-- start Extracted records --
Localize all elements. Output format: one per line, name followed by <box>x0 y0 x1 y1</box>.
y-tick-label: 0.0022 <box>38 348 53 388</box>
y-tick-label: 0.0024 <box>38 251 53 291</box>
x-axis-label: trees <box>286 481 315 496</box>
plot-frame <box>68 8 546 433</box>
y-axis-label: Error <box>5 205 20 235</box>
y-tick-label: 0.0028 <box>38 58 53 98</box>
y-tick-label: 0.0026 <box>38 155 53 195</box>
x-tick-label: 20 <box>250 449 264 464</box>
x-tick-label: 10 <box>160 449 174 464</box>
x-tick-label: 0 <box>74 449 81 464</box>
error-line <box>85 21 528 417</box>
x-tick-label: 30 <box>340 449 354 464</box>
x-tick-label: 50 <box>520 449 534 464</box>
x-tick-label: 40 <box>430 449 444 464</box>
-- end Extracted records --
-- start Extracted records --
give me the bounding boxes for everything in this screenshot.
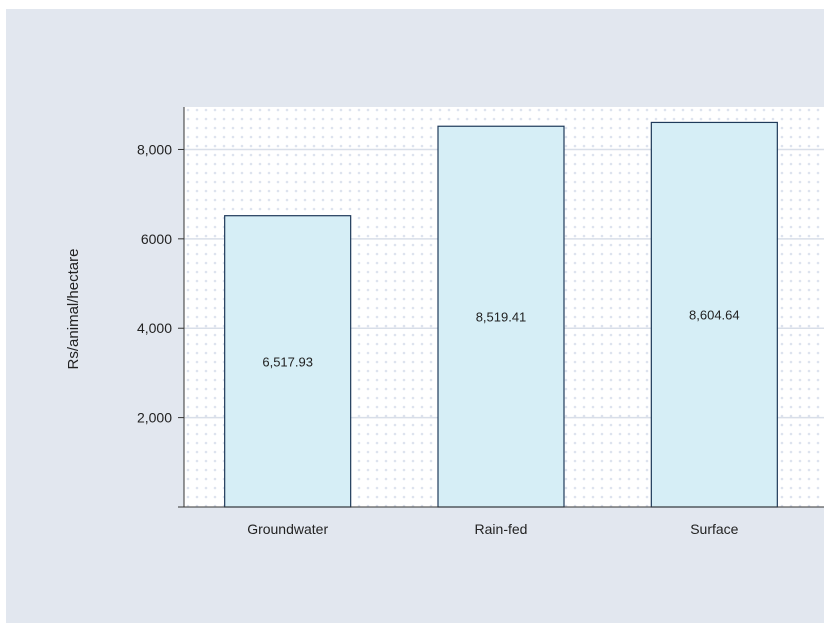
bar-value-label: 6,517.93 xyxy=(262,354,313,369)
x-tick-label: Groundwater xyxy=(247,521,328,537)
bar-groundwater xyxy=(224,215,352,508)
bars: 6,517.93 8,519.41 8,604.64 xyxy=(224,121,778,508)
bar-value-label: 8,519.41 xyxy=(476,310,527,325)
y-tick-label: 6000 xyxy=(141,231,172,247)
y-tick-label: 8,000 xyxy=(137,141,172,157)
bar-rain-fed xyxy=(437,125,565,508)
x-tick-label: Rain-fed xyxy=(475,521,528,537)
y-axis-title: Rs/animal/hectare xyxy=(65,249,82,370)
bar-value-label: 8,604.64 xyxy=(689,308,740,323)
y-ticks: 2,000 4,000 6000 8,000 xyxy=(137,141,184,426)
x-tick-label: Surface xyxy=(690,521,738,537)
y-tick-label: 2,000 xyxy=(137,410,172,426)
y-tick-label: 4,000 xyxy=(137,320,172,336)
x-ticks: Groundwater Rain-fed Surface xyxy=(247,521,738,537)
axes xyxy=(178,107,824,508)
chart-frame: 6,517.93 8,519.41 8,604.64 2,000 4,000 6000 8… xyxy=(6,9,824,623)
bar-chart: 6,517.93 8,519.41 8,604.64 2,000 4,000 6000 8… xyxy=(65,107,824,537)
-- end Extracted records --
-- start Extracted records --
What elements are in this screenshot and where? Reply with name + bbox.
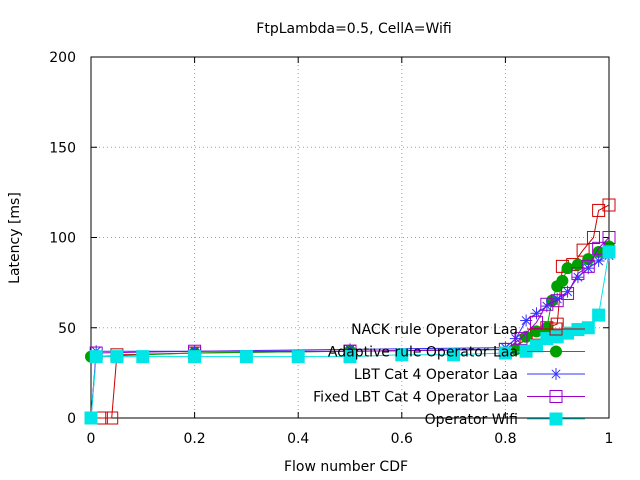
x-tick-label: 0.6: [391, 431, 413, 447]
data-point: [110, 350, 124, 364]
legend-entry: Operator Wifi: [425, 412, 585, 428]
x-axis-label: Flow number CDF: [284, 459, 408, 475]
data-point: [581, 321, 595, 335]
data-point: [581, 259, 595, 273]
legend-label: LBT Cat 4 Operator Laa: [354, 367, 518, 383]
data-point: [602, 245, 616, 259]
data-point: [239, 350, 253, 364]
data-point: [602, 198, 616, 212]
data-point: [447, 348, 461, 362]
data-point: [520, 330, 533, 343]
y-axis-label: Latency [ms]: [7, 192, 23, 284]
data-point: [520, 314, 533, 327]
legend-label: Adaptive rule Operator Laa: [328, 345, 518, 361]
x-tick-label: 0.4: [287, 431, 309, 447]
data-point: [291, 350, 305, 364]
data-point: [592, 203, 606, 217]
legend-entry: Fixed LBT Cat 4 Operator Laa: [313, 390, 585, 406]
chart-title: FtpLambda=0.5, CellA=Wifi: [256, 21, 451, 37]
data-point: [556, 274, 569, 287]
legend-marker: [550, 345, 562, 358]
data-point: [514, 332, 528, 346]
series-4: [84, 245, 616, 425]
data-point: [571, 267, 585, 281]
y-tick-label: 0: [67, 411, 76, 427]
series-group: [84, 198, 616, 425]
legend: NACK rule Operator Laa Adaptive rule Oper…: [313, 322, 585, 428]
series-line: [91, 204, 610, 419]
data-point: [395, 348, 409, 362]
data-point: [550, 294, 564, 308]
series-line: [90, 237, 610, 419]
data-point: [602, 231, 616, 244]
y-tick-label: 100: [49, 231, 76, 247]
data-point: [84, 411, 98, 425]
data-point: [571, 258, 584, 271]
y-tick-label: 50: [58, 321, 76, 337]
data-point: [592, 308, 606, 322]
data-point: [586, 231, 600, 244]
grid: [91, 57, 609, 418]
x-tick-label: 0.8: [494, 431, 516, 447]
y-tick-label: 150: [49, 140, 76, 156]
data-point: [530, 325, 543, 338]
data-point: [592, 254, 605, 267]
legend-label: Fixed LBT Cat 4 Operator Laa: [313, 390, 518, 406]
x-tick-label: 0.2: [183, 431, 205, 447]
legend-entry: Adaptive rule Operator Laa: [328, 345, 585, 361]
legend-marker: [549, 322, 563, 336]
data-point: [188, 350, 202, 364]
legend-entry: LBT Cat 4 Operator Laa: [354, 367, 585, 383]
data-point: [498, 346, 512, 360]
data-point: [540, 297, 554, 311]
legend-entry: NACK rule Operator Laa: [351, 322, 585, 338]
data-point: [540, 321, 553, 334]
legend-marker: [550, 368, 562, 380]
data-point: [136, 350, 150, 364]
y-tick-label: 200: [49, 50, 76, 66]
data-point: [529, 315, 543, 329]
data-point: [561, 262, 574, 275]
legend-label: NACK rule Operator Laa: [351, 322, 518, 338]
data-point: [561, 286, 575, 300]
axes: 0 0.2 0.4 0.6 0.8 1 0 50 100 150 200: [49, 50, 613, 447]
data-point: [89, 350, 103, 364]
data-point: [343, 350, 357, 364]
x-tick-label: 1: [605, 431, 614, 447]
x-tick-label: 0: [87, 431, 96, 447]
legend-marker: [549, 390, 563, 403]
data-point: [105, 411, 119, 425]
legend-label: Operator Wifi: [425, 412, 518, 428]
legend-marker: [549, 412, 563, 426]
-- end Extracted records --
> **Task instructions**: Arrange the lines of the listing from the line with "give me the" to the line with "x-tick-label: Surface xyxy=(690,521,738,537)", both included, as a Markdown table with the columns Row and Line. Skip blank lines and leave the pictures out.

> **Result for this exercise**:
| Row | Line |
|---|---|
| 1 | give me the bounding boxes for everything in this screenshot. |
| 2 | bar-value-label: 6,517.93 xyxy=(262,354,313,369) |
| 3 | x-tick-label: Groundwater xyxy=(247,521,328,537) |
| 4 | bar-groundwater xyxy=(224,215,352,508) |
| 5 | bars: 6,517.93 8,519.41 8,604.64 xyxy=(224,121,778,508) |
| 6 | bar-value-label: 8,519.41 xyxy=(476,310,527,325) |
| 7 | y-tick-label: 6000 xyxy=(141,231,172,247) |
| 8 | y-tick-label: 8,000 xyxy=(137,141,172,157) |
| 9 | bar-rain-fed xyxy=(437,125,565,508) |
| 10 | x-tick-label: Rain-fed xyxy=(475,521,528,537) |
| 11 | y-axis-title: Rs/animal/hectare xyxy=(65,249,82,370) |
| 12 | bar-value-label: 8,604.64 xyxy=(689,308,740,323) |
| 13 | y-ticks: 2,000 4,000 6000 8,000 xyxy=(137,141,184,426) |
| 14 | x-tick-label: Surface xyxy=(690,521,738,537) |